- GIVEN PROBLEM: Repeat all of the material below exactly as written, images excluded.

Collected data entries
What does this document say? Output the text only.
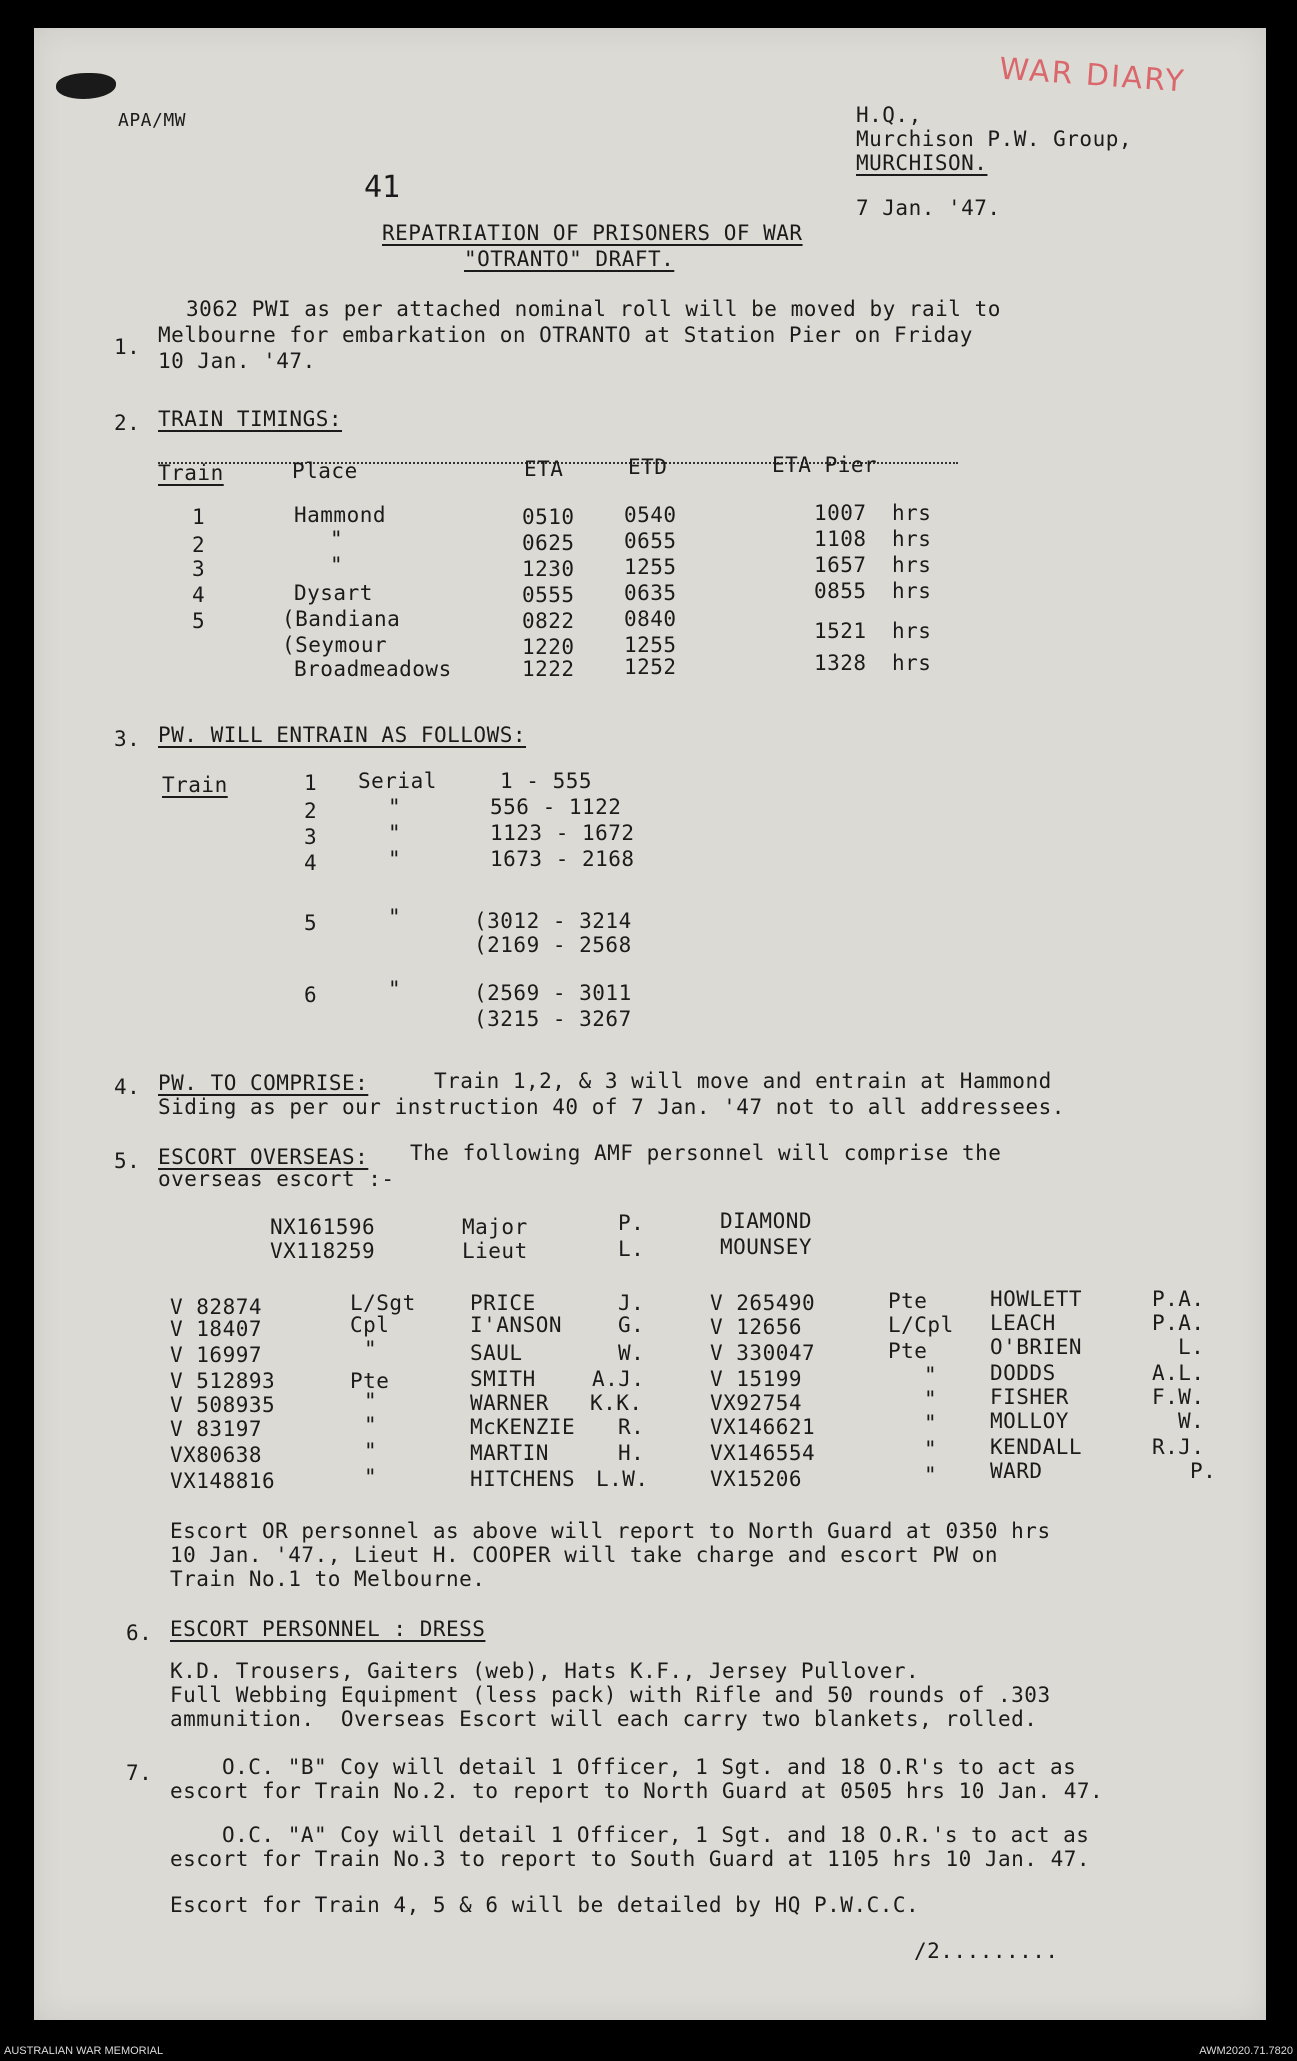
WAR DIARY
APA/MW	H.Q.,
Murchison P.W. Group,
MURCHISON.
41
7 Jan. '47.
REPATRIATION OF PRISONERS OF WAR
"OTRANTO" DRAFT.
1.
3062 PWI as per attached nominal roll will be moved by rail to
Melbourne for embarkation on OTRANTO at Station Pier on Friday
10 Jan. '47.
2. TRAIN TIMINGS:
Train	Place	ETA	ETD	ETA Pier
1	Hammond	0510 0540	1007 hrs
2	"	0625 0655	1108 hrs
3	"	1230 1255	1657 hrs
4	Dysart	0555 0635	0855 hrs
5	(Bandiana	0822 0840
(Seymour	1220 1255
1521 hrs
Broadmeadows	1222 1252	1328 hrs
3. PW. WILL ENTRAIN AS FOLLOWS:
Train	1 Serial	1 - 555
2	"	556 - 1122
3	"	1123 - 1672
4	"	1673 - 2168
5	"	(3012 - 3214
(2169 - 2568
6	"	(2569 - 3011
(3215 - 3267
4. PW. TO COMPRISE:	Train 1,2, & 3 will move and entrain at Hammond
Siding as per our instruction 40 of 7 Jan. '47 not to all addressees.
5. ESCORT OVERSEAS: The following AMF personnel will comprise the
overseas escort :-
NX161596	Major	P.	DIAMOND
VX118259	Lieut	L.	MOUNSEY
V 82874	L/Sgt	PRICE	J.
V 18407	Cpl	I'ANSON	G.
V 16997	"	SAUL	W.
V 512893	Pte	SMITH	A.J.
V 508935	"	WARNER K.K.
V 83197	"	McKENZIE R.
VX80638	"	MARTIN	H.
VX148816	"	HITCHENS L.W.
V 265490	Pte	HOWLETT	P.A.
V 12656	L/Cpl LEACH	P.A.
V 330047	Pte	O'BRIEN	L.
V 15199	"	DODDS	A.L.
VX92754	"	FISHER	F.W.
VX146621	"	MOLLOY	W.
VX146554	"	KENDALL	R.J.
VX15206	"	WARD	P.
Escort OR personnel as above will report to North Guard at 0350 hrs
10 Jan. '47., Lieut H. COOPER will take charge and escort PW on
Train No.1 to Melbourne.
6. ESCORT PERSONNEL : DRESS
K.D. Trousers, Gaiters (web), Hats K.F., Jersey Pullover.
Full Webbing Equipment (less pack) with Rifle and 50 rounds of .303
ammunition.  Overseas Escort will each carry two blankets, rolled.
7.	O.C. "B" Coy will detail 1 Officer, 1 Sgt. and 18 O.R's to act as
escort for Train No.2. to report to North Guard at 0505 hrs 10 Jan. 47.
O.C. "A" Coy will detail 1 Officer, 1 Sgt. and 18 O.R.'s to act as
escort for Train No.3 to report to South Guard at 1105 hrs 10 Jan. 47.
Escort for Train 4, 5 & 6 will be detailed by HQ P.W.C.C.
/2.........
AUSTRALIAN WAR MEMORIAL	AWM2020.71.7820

- ANSWER:
What does this document say? Output the text only.
WAR DIARY
APA/MW	H.Q.,
Murchison P.W. Group,
MURCHISON.
41
7 Jan. '47.
REPATRIATION OF PRISONERS OF WAR
"OTRANTO" DRAFT.
1.
3062 PWI as per attached nominal roll will be moved by rail to
Melbourne for embarkation on OTRANTO at Station Pier on Friday
10 Jan. '47.
2. TRAIN TIMINGS:
Train	Place	ETA	ETD	ETA Pier
1	Hammond	0510 0540	1007 hrs
2	"	0625 0655	1108 hrs
3	"	1230 1255	1657 hrs
4	Dysart	0555 0635	0855 hrs
5	(Bandiana	0822 0840
(Seymour	1220 1255
1521 hrs
Broadmeadows	1222 1252	1328 hrs
3. PW. WILL ENTRAIN AS FOLLOWS:
Train	1 Serial	1 - 555
2	"	556 - 1122
3	"	1123 - 1672
4	"	1673 - 2168
5	"	(3012 - 3214
(2169 - 2568
6	"	(2569 - 3011
(3215 - 3267
4. PW. TO COMPRISE:	Train 1,2, & 3 will move and entrain at Hammond
Siding as per our instruction 40 of 7 Jan. '47 not to all addressees.
5. ESCORT OVERSEAS: The following AMF personnel will comprise the
overseas escort :-
NX161596	Major	P.	DIAMOND
VX118259	Lieut	L.	MOUNSEY
V 82874	L/Sgt	PRICE	J.
V 18407	Cpl	I'ANSON	G.
V 16997	"	SAUL	W.
V 512893	Pte	SMITH	A.J.
V 508935	"	WARNER K.K.
V 83197	"	McKENZIE R.
VX80638	"	MARTIN	H.
VX148816	"	HITCHENS L.W.
V 265490	Pte	HOWLETT	P.A.
V 12656	L/Cpl LEACH	P.A.
V 330047	Pte	O'BRIEN	L.
V 15199	"	DODDS	A.L.
VX92754	"	FISHER	F.W.
VX146621	"	MOLLOY	W.
VX146554	"	KENDALL	R.J.
VX15206	"	WARD	P.
Escort OR personnel as above will report to North Guard at 0350 hrs
10 Jan. '47., Lieut H. COOPER will take charge and escort PW on
Train No.1 to Melbourne.
6. ESCORT PERSONNEL : DRESS
K.D. Trousers, Gaiters (web), Hats K.F., Jersey Pullover.
Full Webbing Equipment (less pack) with Rifle and 50 rounds of .303
ammunition.  Overseas Escort will each carry two blankets, rolled.
7.	O.C. "B" Coy will detail 1 Officer, 1 Sgt. and 18 O.R's to act as
escort for Train No.2. to report to North Guard at 0505 hrs 10 Jan. 47.
O.C. "A" Coy will detail 1 Officer, 1 Sgt. and 18 O.R.'s to act as
escort for Train No.3 to report to South Guard at 1105 hrs 10 Jan. 47.
Escort for Train 4, 5 & 6 will be detailed by HQ P.W.C.C.
/2.........
AUSTRALIAN WAR MEMORIAL	AWM2020.71.7820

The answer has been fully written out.